### [What you will do]
Copy every line of the data below without a single change.

### [Information shown]
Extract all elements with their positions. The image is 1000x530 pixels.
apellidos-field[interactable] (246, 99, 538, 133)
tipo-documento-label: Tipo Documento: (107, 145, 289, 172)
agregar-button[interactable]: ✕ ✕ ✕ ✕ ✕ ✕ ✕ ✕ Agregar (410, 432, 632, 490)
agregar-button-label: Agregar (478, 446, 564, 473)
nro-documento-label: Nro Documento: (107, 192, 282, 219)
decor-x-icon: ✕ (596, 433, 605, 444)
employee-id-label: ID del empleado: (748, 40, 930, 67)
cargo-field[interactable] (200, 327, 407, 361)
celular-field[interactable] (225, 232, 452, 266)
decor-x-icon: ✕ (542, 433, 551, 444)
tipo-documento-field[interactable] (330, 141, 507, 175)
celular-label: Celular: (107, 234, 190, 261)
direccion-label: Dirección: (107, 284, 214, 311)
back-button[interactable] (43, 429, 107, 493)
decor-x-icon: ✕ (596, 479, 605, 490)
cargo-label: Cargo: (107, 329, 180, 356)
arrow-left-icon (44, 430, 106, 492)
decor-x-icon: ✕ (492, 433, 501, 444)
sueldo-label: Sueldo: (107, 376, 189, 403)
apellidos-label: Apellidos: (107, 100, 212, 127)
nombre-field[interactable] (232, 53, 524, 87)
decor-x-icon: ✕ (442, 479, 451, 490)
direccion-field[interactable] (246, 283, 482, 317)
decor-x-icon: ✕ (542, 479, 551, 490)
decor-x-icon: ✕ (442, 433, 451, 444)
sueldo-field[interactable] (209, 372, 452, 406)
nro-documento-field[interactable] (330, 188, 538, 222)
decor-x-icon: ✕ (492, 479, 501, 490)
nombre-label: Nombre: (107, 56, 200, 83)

### [Solution to this exercise]
Extract all elements with their positions. The image is 1000x530 pixels.
apellidos-field[interactable] (246, 99, 538, 133)
tipo-documento-label: Tipo Documento: (107, 145, 289, 172)
agregar-button[interactable]: ✕ ✕ ✕ ✕ ✕ ✕ ✕ ✕ Agregar (410, 432, 632, 490)
agregar-button-label: Agregar (478, 446, 564, 473)
nro-documento-label: Nro Documento: (107, 192, 282, 219)
decor-x-icon: ✕ (596, 433, 605, 444)
employee-id-label: ID del empleado: (748, 40, 930, 67)
cargo-field[interactable] (200, 327, 407, 361)
celular-field[interactable] (225, 232, 452, 266)
decor-x-icon: ✕ (542, 433, 551, 444)
tipo-documento-field[interactable] (330, 141, 507, 175)
celular-label: Celular: (107, 234, 190, 261)
direccion-label: Dirección: (107, 284, 214, 311)
back-button[interactable] (43, 429, 107, 493)
decor-x-icon: ✕ (596, 479, 605, 490)
cargo-label: Cargo: (107, 329, 180, 356)
arrow-left-icon (44, 430, 106, 492)
decor-x-icon: ✕ (492, 433, 501, 444)
sueldo-label: Sueldo: (107, 376, 189, 403)
apellidos-label: Apellidos: (107, 100, 212, 127)
nombre-field[interactable] (232, 53, 524, 87)
decor-x-icon: ✕ (442, 479, 451, 490)
direccion-field[interactable] (246, 283, 482, 317)
decor-x-icon: ✕ (542, 479, 551, 490)
decor-x-icon: ✕ (442, 433, 451, 444)
sueldo-field[interactable] (209, 372, 452, 406)
nro-documento-field[interactable] (330, 188, 538, 222)
decor-x-icon: ✕ (492, 479, 501, 490)
nombre-label: Nombre: (107, 56, 200, 83)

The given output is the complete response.